— begin —

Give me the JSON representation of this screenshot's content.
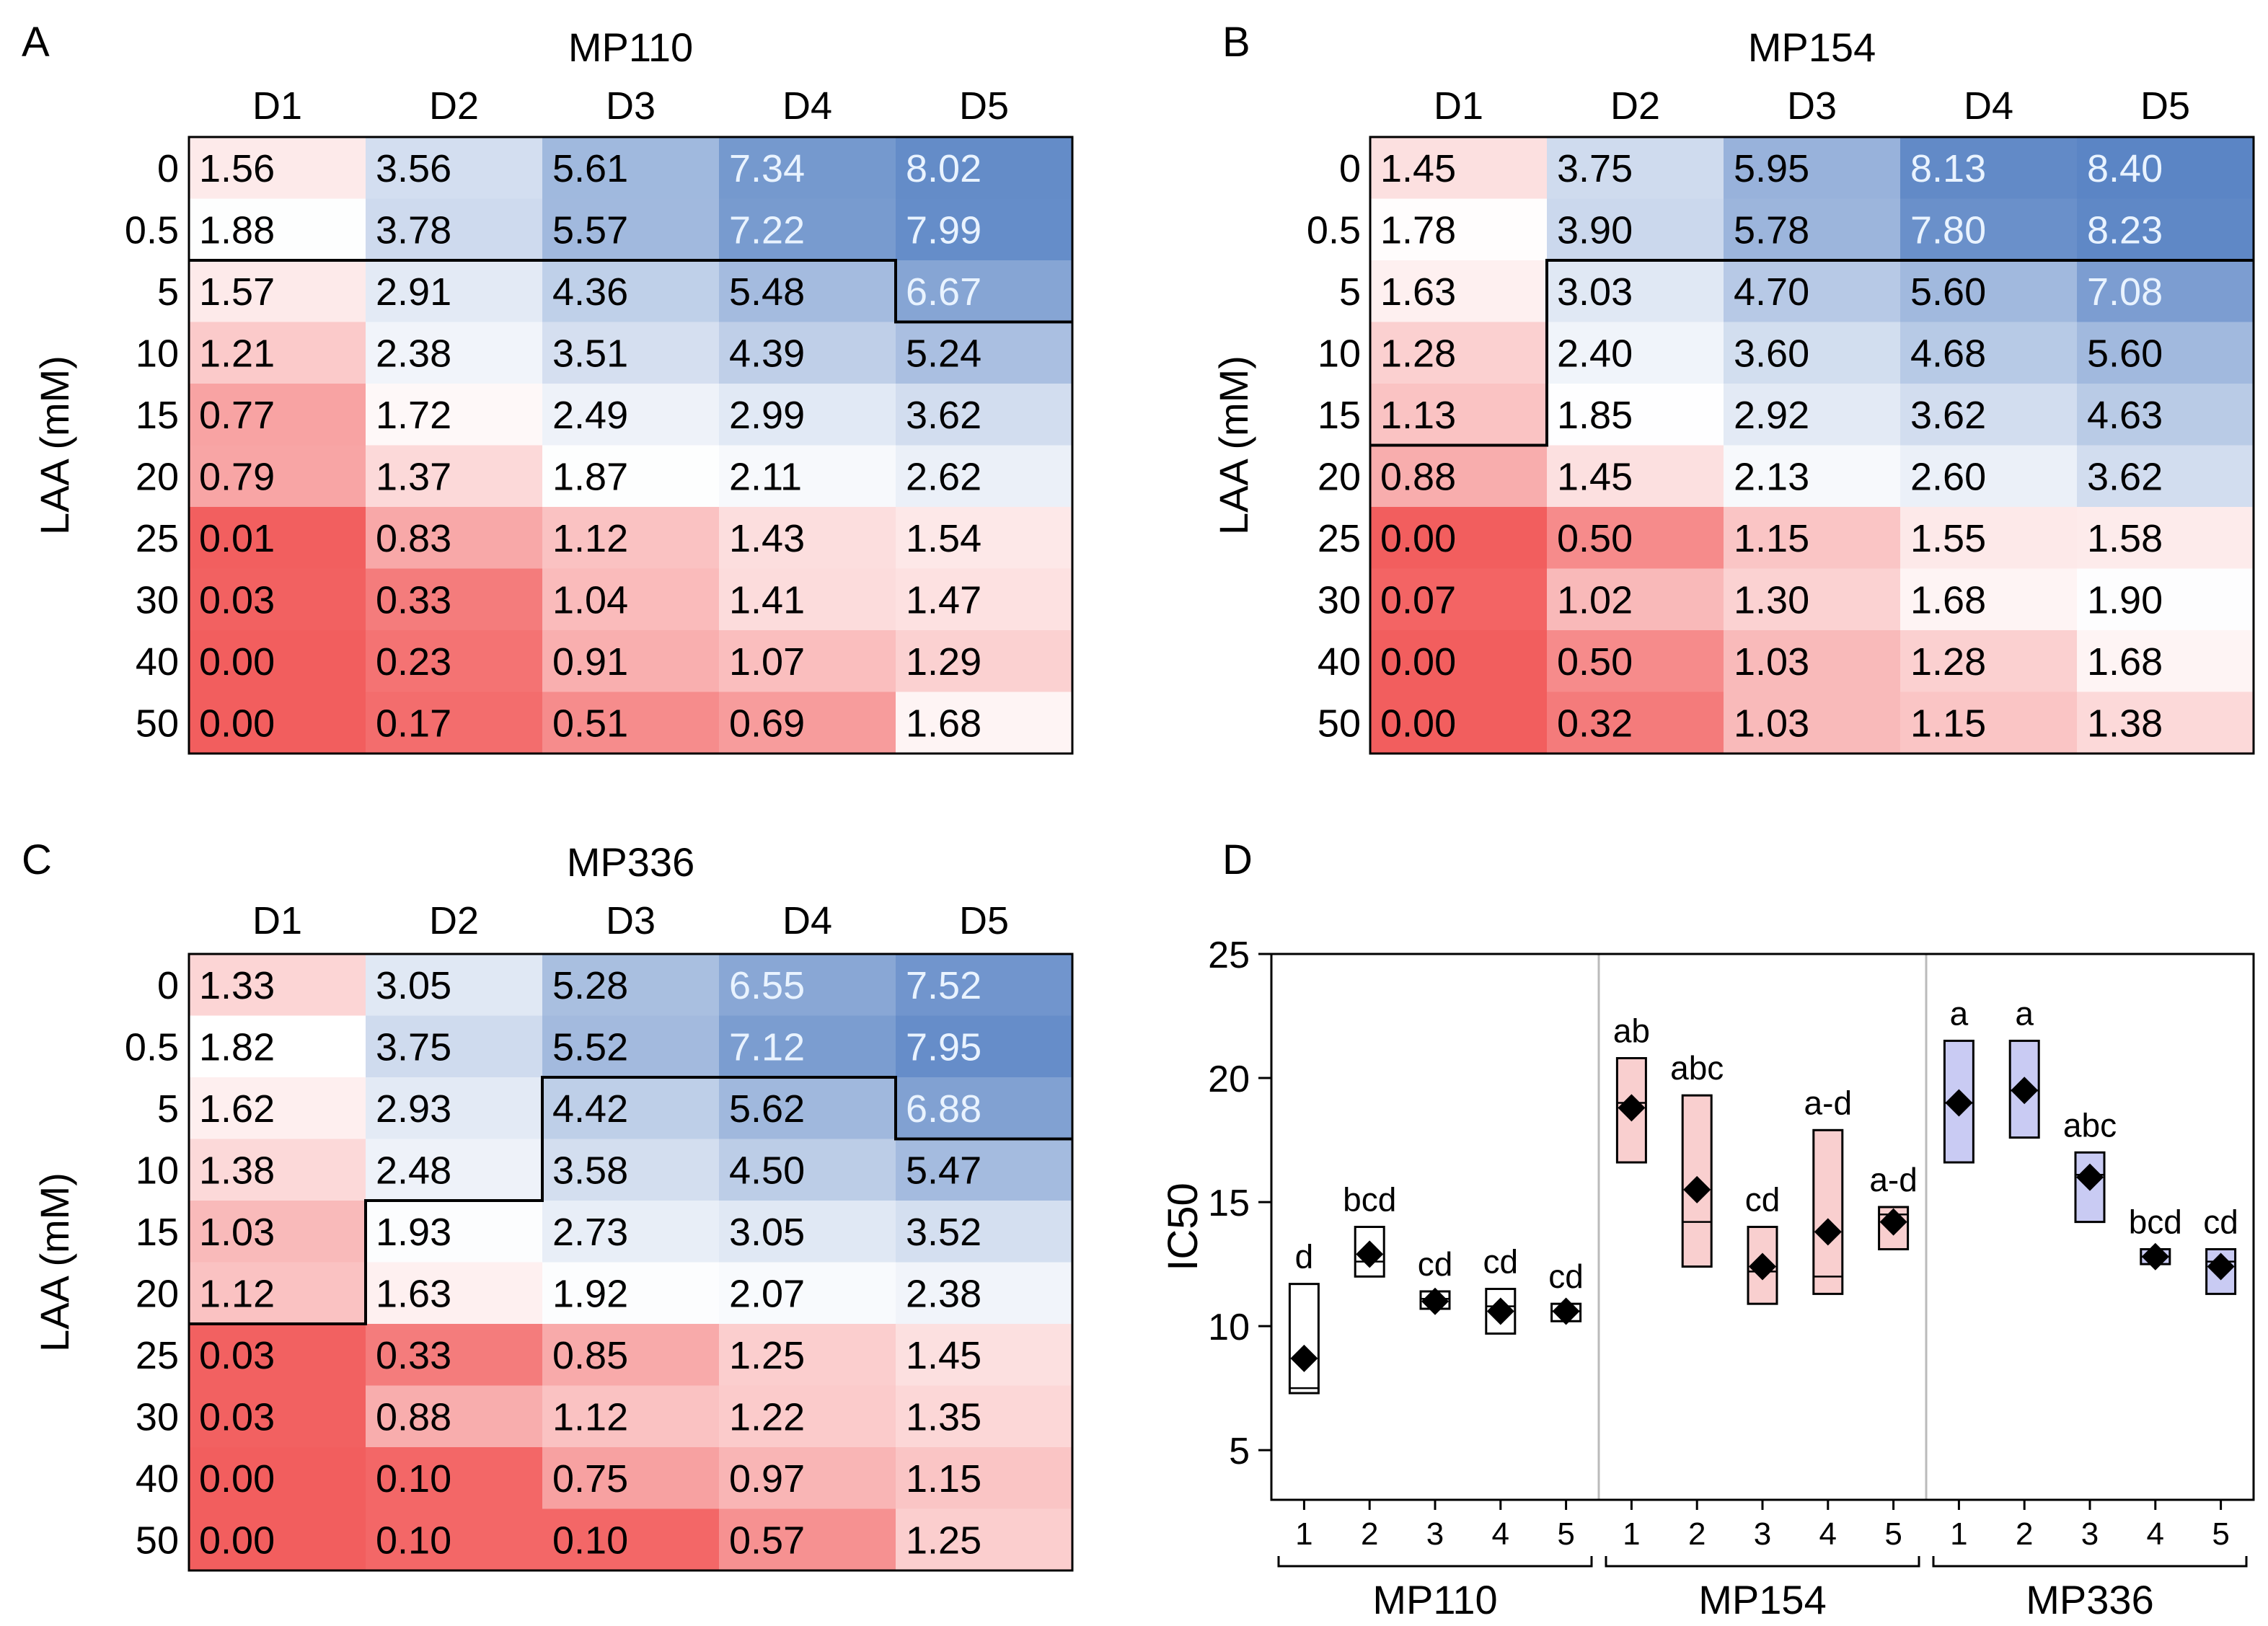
{
  "chart_data": [
    {
      "type": "heatmap",
      "panel": "A",
      "title": "MP110",
      "columns": [
        "D1",
        "D2",
        "D3",
        "D4",
        "D5"
      ],
      "rows": [
        "0",
        "0.5",
        "5",
        "10",
        "15",
        "20",
        "25",
        "30",
        "40",
        "50"
      ],
      "ylabel": "LAA (mM)",
      "values": [
        [
          "1.56",
          "3.56",
          "5.61",
          "7.34",
          "8.02"
        ],
        [
          "1.88",
          "3.78",
          "5.57",
          "7.22",
          "7.99"
        ],
        [
          "1.57",
          "2.91",
          "4.36",
          "5.48",
          "6.67"
        ],
        [
          "1.21",
          "2.38",
          "3.51",
          "4.39",
          "5.24"
        ],
        [
          "0.77",
          "1.72",
          "2.49",
          "2.99",
          "3.62"
        ],
        [
          "0.79",
          "1.37",
          "1.87",
          "2.11",
          "2.62"
        ],
        [
          "0.01",
          "0.83",
          "1.12",
          "1.43",
          "1.54"
        ],
        [
          "0.03",
          "0.33",
          "1.04",
          "1.41",
          "1.47"
        ],
        [
          "0.00",
          "0.23",
          "0.91",
          "1.07",
          "1.29"
        ],
        [
          "0.00",
          "0.17",
          "0.51",
          "0.69",
          "1.68"
        ]
      ],
      "outline_rows_per_column": [
        2,
        2,
        2,
        2,
        3
      ]
    },
    {
      "type": "heatmap",
      "panel": "B",
      "title": "MP154",
      "columns": [
        "D1",
        "D2",
        "D3",
        "D4",
        "D5"
      ],
      "rows": [
        "0",
        "0.5",
        "5",
        "10",
        "15",
        "20",
        "25",
        "30",
        "40",
        "50"
      ],
      "ylabel": "LAA (mM)",
      "values": [
        [
          "1.45",
          "3.75",
          "5.95",
          "8.13",
          "8.40"
        ],
        [
          "1.78",
          "3.90",
          "5.78",
          "7.80",
          "8.23"
        ],
        [
          "1.63",
          "3.03",
          "4.70",
          "5.60",
          "7.08"
        ],
        [
          "1.28",
          "2.40",
          "3.60",
          "4.68",
          "5.60"
        ],
        [
          "1.13",
          "1.85",
          "2.92",
          "3.62",
          "4.63"
        ],
        [
          "0.88",
          "1.45",
          "2.13",
          "2.60",
          "3.62"
        ],
        [
          "0.00",
          "0.50",
          "1.15",
          "1.55",
          "1.58"
        ],
        [
          "0.07",
          "1.02",
          "1.30",
          "1.68",
          "1.90"
        ],
        [
          "0.00",
          "0.50",
          "1.03",
          "1.28",
          "1.68"
        ],
        [
          "0.00",
          "0.32",
          "1.03",
          "1.15",
          "1.38"
        ]
      ],
      "outline_rows_per_column": [
        5,
        2,
        2,
        2,
        2
      ]
    },
    {
      "type": "heatmap",
      "panel": "C",
      "title": "MP336",
      "columns": [
        "D1",
        "D2",
        "D3",
        "D4",
        "D5"
      ],
      "rows": [
        "0",
        "0.5",
        "5",
        "10",
        "15",
        "20",
        "25",
        "30",
        "40",
        "50"
      ],
      "ylabel": "LAA (mM)",
      "values": [
        [
          "1.33",
          "3.05",
          "5.28",
          "6.55",
          "7.52"
        ],
        [
          "1.82",
          "3.75",
          "5.52",
          "7.12",
          "7.95"
        ],
        [
          "1.62",
          "2.93",
          "4.42",
          "5.62",
          "6.88"
        ],
        [
          "1.38",
          "2.48",
          "3.58",
          "4.50",
          "5.47"
        ],
        [
          "1.03",
          "1.93",
          "2.73",
          "3.05",
          "3.52"
        ],
        [
          "1.12",
          "1.63",
          "1.92",
          "2.07",
          "2.38"
        ],
        [
          "0.03",
          "0.33",
          "0.85",
          "1.25",
          "1.45"
        ],
        [
          "0.03",
          "0.88",
          "1.12",
          "1.22",
          "1.35"
        ],
        [
          "0.00",
          "0.10",
          "0.75",
          "0.97",
          "1.15"
        ],
        [
          "0.00",
          "0.10",
          "0.10",
          "0.57",
          "1.25"
        ]
      ],
      "outline_rows_per_column": [
        6,
        4,
        2,
        2,
        3
      ]
    },
    {
      "type": "box",
      "panel": "D",
      "ylabel": "IC50",
      "ylim": [
        3,
        25
      ],
      "yticks": [
        5,
        10,
        15,
        20,
        25
      ],
      "groups": [
        {
          "name": "MP110",
          "color": "#ffffff",
          "boxes": [
            {
              "x": "1",
              "low": 7.3,
              "high": 11.7,
              "median": 7.5,
              "mean": 8.7,
              "letter": "d"
            },
            {
              "x": "2",
              "low": 12.0,
              "high": 14.0,
              "median": 12.6,
              "mean": 12.9,
              "letter": "bcd"
            },
            {
              "x": "3",
              "low": 10.7,
              "high": 11.4,
              "median": 11.1,
              "mean": 11.0,
              "letter": "cd"
            },
            {
              "x": "4",
              "low": 9.7,
              "high": 11.5,
              "median": 10.8,
              "mean": 10.6,
              "letter": "cd"
            },
            {
              "x": "5",
              "low": 10.2,
              "high": 10.9,
              "median": 10.6,
              "mean": 10.6,
              "letter": "cd"
            }
          ]
        },
        {
          "name": "MP154",
          "color": "#f9cfcf",
          "boxes": [
            {
              "x": "1",
              "low": 16.6,
              "high": 20.8,
              "median": 19.0,
              "mean": 18.8,
              "letter": "ab"
            },
            {
              "x": "2",
              "low": 12.4,
              "high": 19.3,
              "median": 14.2,
              "mean": 15.5,
              "letter": "abc"
            },
            {
              "x": "3",
              "low": 10.9,
              "high": 14.0,
              "median": 12.2,
              "mean": 12.4,
              "letter": "cd"
            },
            {
              "x": "4",
              "low": 11.3,
              "high": 17.9,
              "median": 12.0,
              "mean": 13.8,
              "letter": "a-d"
            },
            {
              "x": "5",
              "low": 13.1,
              "high": 14.8,
              "median": 14.5,
              "mean": 14.2,
              "letter": "a-d"
            }
          ]
        },
        {
          "name": "MP336",
          "color": "#c9cbf3",
          "boxes": [
            {
              "x": "1",
              "low": 16.6,
              "high": 21.5,
              "median": 19.0,
              "mean": 19.0,
              "letter": "a"
            },
            {
              "x": "2",
              "low": 17.6,
              "high": 21.5,
              "median": 19.5,
              "mean": 19.5,
              "letter": "a"
            },
            {
              "x": "3",
              "low": 14.2,
              "high": 17.0,
              "median": 16.1,
              "mean": 16.0,
              "letter": "abc"
            },
            {
              "x": "4",
              "low": 12.5,
              "high": 13.1,
              "median": 12.8,
              "mean": 12.8,
              "letter": "bcd"
            },
            {
              "x": "5",
              "low": 11.3,
              "high": 13.1,
              "median": 12.6,
              "mean": 12.4,
              "letter": "cd"
            }
          ]
        }
      ]
    }
  ],
  "panel_letters": [
    "A",
    "B",
    "C",
    "D"
  ],
  "colors": {
    "low": "#f25e5e",
    "mid": "#ffffff",
    "high": "#5b85c5",
    "text_dark": "#000000",
    "text_light": "#e9f3ff",
    "separator": "#bbbbbb"
  }
}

— end —

→ What the task asks
Will you set down the records word for word while leaving out every picture?

→ Output for this task
Give me the JSON representation of this screenshot's content.
{
  "chart_data": [
    {
      "type": "heatmap",
      "panel": "A",
      "title": "MP110",
      "columns": [
        "D1",
        "D2",
        "D3",
        "D4",
        "D5"
      ],
      "rows": [
        "0",
        "0.5",
        "5",
        "10",
        "15",
        "20",
        "25",
        "30",
        "40",
        "50"
      ],
      "ylabel": "LAA (mM)",
      "values": [
        [
          "1.56",
          "3.56",
          "5.61",
          "7.34",
          "8.02"
        ],
        [
          "1.88",
          "3.78",
          "5.57",
          "7.22",
          "7.99"
        ],
        [
          "1.57",
          "2.91",
          "4.36",
          "5.48",
          "6.67"
        ],
        [
          "1.21",
          "2.38",
          "3.51",
          "4.39",
          "5.24"
        ],
        [
          "0.77",
          "1.72",
          "2.49",
          "2.99",
          "3.62"
        ],
        [
          "0.79",
          "1.37",
          "1.87",
          "2.11",
          "2.62"
        ],
        [
          "0.01",
          "0.83",
          "1.12",
          "1.43",
          "1.54"
        ],
        [
          "0.03",
          "0.33",
          "1.04",
          "1.41",
          "1.47"
        ],
        [
          "0.00",
          "0.23",
          "0.91",
          "1.07",
          "1.29"
        ],
        [
          "0.00",
          "0.17",
          "0.51",
          "0.69",
          "1.68"
        ]
      ],
      "outline_rows_per_column": [
        2,
        2,
        2,
        2,
        3
      ]
    },
    {
      "type": "heatmap",
      "panel": "B",
      "title": "MP154",
      "columns": [
        "D1",
        "D2",
        "D3",
        "D4",
        "D5"
      ],
      "rows": [
        "0",
        "0.5",
        "5",
        "10",
        "15",
        "20",
        "25",
        "30",
        "40",
        "50"
      ],
      "ylabel": "LAA (mM)",
      "values": [
        [
          "1.45",
          "3.75",
          "5.95",
          "8.13",
          "8.40"
        ],
        [
          "1.78",
          "3.90",
          "5.78",
          "7.80",
          "8.23"
        ],
        [
          "1.63",
          "3.03",
          "4.70",
          "5.60",
          "7.08"
        ],
        [
          "1.28",
          "2.40",
          "3.60",
          "4.68",
          "5.60"
        ],
        [
          "1.13",
          "1.85",
          "2.92",
          "3.62",
          "4.63"
        ],
        [
          "0.88",
          "1.45",
          "2.13",
          "2.60",
          "3.62"
        ],
        [
          "0.00",
          "0.50",
          "1.15",
          "1.55",
          "1.58"
        ],
        [
          "0.07",
          "1.02",
          "1.30",
          "1.68",
          "1.90"
        ],
        [
          "0.00",
          "0.50",
          "1.03",
          "1.28",
          "1.68"
        ],
        [
          "0.00",
          "0.32",
          "1.03",
          "1.15",
          "1.38"
        ]
      ],
      "outline_rows_per_column": [
        5,
        2,
        2,
        2,
        2
      ]
    },
    {
      "type": "heatmap",
      "panel": "C",
      "title": "MP336",
      "columns": [
        "D1",
        "D2",
        "D3",
        "D4",
        "D5"
      ],
      "rows": [
        "0",
        "0.5",
        "5",
        "10",
        "15",
        "20",
        "25",
        "30",
        "40",
        "50"
      ],
      "ylabel": "LAA (mM)",
      "values": [
        [
          "1.33",
          "3.05",
          "5.28",
          "6.55",
          "7.52"
        ],
        [
          "1.82",
          "3.75",
          "5.52",
          "7.12",
          "7.95"
        ],
        [
          "1.62",
          "2.93",
          "4.42",
          "5.62",
          "6.88"
        ],
        [
          "1.38",
          "2.48",
          "3.58",
          "4.50",
          "5.47"
        ],
        [
          "1.03",
          "1.93",
          "2.73",
          "3.05",
          "3.52"
        ],
        [
          "1.12",
          "1.63",
          "1.92",
          "2.07",
          "2.38"
        ],
        [
          "0.03",
          "0.33",
          "0.85",
          "1.25",
          "1.45"
        ],
        [
          "0.03",
          "0.88",
          "1.12",
          "1.22",
          "1.35"
        ],
        [
          "0.00",
          "0.10",
          "0.75",
          "0.97",
          "1.15"
        ],
        [
          "0.00",
          "0.10",
          "0.10",
          "0.57",
          "1.25"
        ]
      ],
      "outline_rows_per_column": [
        6,
        4,
        2,
        2,
        3
      ]
    },
    {
      "type": "box",
      "panel": "D",
      "ylabel": "IC50",
      "ylim": [
        3,
        25
      ],
      "yticks": [
        5,
        10,
        15,
        20,
        25
      ],
      "groups": [
        {
          "name": "MP110",
          "color": "#ffffff",
          "boxes": [
            {
              "x": "1",
              "low": 7.3,
              "high": 11.7,
              "median": 7.5,
              "mean": 8.7,
              "letter": "d"
            },
            {
              "x": "2",
              "low": 12.0,
              "high": 14.0,
              "median": 12.6,
              "mean": 12.9,
              "letter": "bcd"
            },
            {
              "x": "3",
              "low": 10.7,
              "high": 11.4,
              "median": 11.1,
              "mean": 11.0,
              "letter": "cd"
            },
            {
              "x": "4",
              "low": 9.7,
              "high": 11.5,
              "median": 10.8,
              "mean": 10.6,
              "letter": "cd"
            },
            {
              "x": "5",
              "low": 10.2,
              "high": 10.9,
              "median": 10.6,
              "mean": 10.6,
              "letter": "cd"
            }
          ]
        },
        {
          "name": "MP154",
          "color": "#f9cfcf",
          "boxes": [
            {
              "x": "1",
              "low": 16.6,
              "high": 20.8,
              "median": 19.0,
              "mean": 18.8,
              "letter": "ab"
            },
            {
              "x": "2",
              "low": 12.4,
              "high": 19.3,
              "median": 14.2,
              "mean": 15.5,
              "letter": "abc"
            },
            {
              "x": "3",
              "low": 10.9,
              "high": 14.0,
              "median": 12.2,
              "mean": 12.4,
              "letter": "cd"
            },
            {
              "x": "4",
              "low": 11.3,
              "high": 17.9,
              "median": 12.0,
              "mean": 13.8,
              "letter": "a-d"
            },
            {
              "x": "5",
              "low": 13.1,
              "high": 14.8,
              "median": 14.5,
              "mean": 14.2,
              "letter": "a-d"
            }
          ]
        },
        {
          "name": "MP336",
          "color": "#c9cbf3",
          "boxes": [
            {
              "x": "1",
              "low": 16.6,
              "high": 21.5,
              "median": 19.0,
              "mean": 19.0,
              "letter": "a"
            },
            {
              "x": "2",
              "low": 17.6,
              "high": 21.5,
              "median": 19.5,
              "mean": 19.5,
              "letter": "a"
            },
            {
              "x": "3",
              "low": 14.2,
              "high": 17.0,
              "median": 16.1,
              "mean": 16.0,
              "letter": "abc"
            },
            {
              "x": "4",
              "low": 12.5,
              "high": 13.1,
              "median": 12.8,
              "mean": 12.8,
              "letter": "bcd"
            },
            {
              "x": "5",
              "low": 11.3,
              "high": 13.1,
              "median": 12.6,
              "mean": 12.4,
              "letter": "cd"
            }
          ]
        }
      ]
    }
  ],
  "panel_letters": [
    "A",
    "B",
    "C",
    "D"
  ],
  "colors": {
    "low": "#f25e5e",
    "mid": "#ffffff",
    "high": "#5b85c5",
    "text_dark": "#000000",
    "text_light": "#e9f3ff",
    "separator": "#bbbbbb"
  }
}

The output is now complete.